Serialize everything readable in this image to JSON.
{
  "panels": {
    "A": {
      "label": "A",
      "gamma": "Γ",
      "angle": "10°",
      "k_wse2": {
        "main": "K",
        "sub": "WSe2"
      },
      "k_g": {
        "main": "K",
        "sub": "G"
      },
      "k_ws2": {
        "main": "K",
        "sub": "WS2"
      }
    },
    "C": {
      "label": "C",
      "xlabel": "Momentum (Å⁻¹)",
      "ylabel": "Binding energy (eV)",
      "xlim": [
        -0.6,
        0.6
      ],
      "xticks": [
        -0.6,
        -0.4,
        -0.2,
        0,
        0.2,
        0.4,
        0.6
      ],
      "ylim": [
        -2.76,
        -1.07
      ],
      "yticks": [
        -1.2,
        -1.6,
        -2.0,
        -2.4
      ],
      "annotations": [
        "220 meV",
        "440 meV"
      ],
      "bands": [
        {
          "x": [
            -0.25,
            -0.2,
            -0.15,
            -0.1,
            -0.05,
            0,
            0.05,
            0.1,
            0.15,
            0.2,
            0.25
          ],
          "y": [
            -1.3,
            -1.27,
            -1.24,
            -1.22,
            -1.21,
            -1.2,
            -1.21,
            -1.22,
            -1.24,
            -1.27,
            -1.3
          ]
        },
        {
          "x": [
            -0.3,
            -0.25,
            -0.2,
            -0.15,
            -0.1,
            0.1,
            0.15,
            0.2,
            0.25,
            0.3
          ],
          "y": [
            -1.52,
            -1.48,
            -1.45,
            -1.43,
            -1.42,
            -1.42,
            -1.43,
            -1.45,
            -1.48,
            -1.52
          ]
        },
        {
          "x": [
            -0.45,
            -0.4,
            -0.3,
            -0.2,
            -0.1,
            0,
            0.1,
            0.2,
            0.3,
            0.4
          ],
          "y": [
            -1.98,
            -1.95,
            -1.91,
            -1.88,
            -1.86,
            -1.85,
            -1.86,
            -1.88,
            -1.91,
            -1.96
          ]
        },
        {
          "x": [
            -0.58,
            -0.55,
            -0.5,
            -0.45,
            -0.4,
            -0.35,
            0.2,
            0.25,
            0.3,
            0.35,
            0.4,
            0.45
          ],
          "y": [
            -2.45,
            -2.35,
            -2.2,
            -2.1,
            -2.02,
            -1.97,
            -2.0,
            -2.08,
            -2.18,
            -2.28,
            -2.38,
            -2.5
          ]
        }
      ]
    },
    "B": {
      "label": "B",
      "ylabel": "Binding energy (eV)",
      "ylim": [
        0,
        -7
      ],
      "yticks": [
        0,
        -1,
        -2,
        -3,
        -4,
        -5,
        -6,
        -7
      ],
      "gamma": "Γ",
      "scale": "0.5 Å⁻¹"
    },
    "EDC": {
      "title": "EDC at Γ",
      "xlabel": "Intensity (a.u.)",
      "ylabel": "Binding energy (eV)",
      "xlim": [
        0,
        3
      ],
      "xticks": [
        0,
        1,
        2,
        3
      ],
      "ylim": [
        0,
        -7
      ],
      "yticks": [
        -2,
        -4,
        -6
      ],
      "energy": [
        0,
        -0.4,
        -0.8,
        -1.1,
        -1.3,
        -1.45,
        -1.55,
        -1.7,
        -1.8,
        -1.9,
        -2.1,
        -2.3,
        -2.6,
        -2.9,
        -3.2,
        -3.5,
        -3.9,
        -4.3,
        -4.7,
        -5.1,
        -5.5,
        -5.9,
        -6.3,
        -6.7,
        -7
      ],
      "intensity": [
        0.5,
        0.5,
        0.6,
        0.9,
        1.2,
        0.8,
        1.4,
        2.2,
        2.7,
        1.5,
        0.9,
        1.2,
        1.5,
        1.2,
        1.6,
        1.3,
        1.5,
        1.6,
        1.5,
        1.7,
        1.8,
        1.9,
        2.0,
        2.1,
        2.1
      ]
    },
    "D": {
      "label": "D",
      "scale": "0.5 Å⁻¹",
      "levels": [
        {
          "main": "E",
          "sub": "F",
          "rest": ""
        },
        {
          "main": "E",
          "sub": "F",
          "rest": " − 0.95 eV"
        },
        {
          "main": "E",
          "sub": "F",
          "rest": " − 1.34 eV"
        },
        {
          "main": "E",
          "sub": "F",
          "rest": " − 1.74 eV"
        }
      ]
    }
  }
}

- **Problem**: Exactly as shown, repeat every record.

- **Solution to this exercise**:
Serialize everything readable in this image to JSON.
{
  "panels": {
    "A": {
      "label": "A",
      "gamma": "Γ",
      "angle": "10°",
      "k_wse2": {
        "main": "K",
        "sub": "WSe2"
      },
      "k_g": {
        "main": "K",
        "sub": "G"
      },
      "k_ws2": {
        "main": "K",
        "sub": "WS2"
      }
    },
    "C": {
      "label": "C",
      "xlabel": "Momentum (Å⁻¹)",
      "ylabel": "Binding energy (eV)",
      "xlim": [
        -0.6,
        0.6
      ],
      "xticks": [
        -0.6,
        -0.4,
        -0.2,
        0,
        0.2,
        0.4,
        0.6
      ],
      "ylim": [
        -2.76,
        -1.07
      ],
      "yticks": [
        -1.2,
        -1.6,
        -2.0,
        -2.4
      ],
      "annotations": [
        "220 meV",
        "440 meV"
      ],
      "bands": [
        {
          "x": [
            -0.25,
            -0.2,
            -0.15,
            -0.1,
            -0.05,
            0,
            0.05,
            0.1,
            0.15,
            0.2,
            0.25
          ],
          "y": [
            -1.3,
            -1.27,
            -1.24,
            -1.22,
            -1.21,
            -1.2,
            -1.21,
            -1.22,
            -1.24,
            -1.27,
            -1.3
          ]
        },
        {
          "x": [
            -0.3,
            -0.25,
            -0.2,
            -0.15,
            -0.1,
            0.1,
            0.15,
            0.2,
            0.25,
            0.3
          ],
          "y": [
            -1.52,
            -1.48,
            -1.45,
            -1.43,
            -1.42,
            -1.42,
            -1.43,
            -1.45,
            -1.48,
            -1.52
          ]
        },
        {
          "x": [
            -0.45,
            -0.4,
            -0.3,
            -0.2,
            -0.1,
            0,
            0.1,
            0.2,
            0.3,
            0.4
          ],
          "y": [
            -1.98,
            -1.95,
            -1.91,
            -1.88,
            -1.86,
            -1.85,
            -1.86,
            -1.88,
            -1.91,
            -1.96
          ]
        },
        {
          "x": [
            -0.58,
            -0.55,
            -0.5,
            -0.45,
            -0.4,
            -0.35,
            0.2,
            0.25,
            0.3,
            0.35,
            0.4,
            0.45
          ],
          "y": [
            -2.45,
            -2.35,
            -2.2,
            -2.1,
            -2.02,
            -1.97,
            -2.0,
            -2.08,
            -2.18,
            -2.28,
            -2.38,
            -2.5
          ]
        }
      ]
    },
    "B": {
      "label": "B",
      "ylabel": "Binding energy (eV)",
      "ylim": [
        0,
        -7
      ],
      "yticks": [
        0,
        -1,
        -2,
        -3,
        -4,
        -5,
        -6,
        -7
      ],
      "gamma": "Γ",
      "scale": "0.5 Å⁻¹"
    },
    "EDC": {
      "title": "EDC at Γ",
      "xlabel": "Intensity (a.u.)",
      "ylabel": "Binding energy (eV)",
      "xlim": [
        0,
        3
      ],
      "xticks": [
        0,
        1,
        2,
        3
      ],
      "ylim": [
        0,
        -7
      ],
      "yticks": [
        -2,
        -4,
        -6
      ],
      "energy": [
        0,
        -0.4,
        -0.8,
        -1.1,
        -1.3,
        -1.45,
        -1.55,
        -1.7,
        -1.8,
        -1.9,
        -2.1,
        -2.3,
        -2.6,
        -2.9,
        -3.2,
        -3.5,
        -3.9,
        -4.3,
        -4.7,
        -5.1,
        -5.5,
        -5.9,
        -6.3,
        -6.7,
        -7
      ],
      "intensity": [
        0.5,
        0.5,
        0.6,
        0.9,
        1.2,
        0.8,
        1.4,
        2.2,
        2.7,
        1.5,
        0.9,
        1.2,
        1.5,
        1.2,
        1.6,
        1.3,
        1.5,
        1.6,
        1.5,
        1.7,
        1.8,
        1.9,
        2.0,
        2.1,
        2.1
      ]
    },
    "D": {
      "label": "D",
      "scale": "0.5 Å⁻¹",
      "levels": [
        {
          "main": "E",
          "sub": "F",
          "rest": ""
        },
        {
          "main": "E",
          "sub": "F",
          "rest": " − 0.95 eV"
        },
        {
          "main": "E",
          "sub": "F",
          "rest": " − 1.34 eV"
        },
        {
          "main": "E",
          "sub": "F",
          "rest": " − 1.74 eV"
        }
      ]
    }
  }
}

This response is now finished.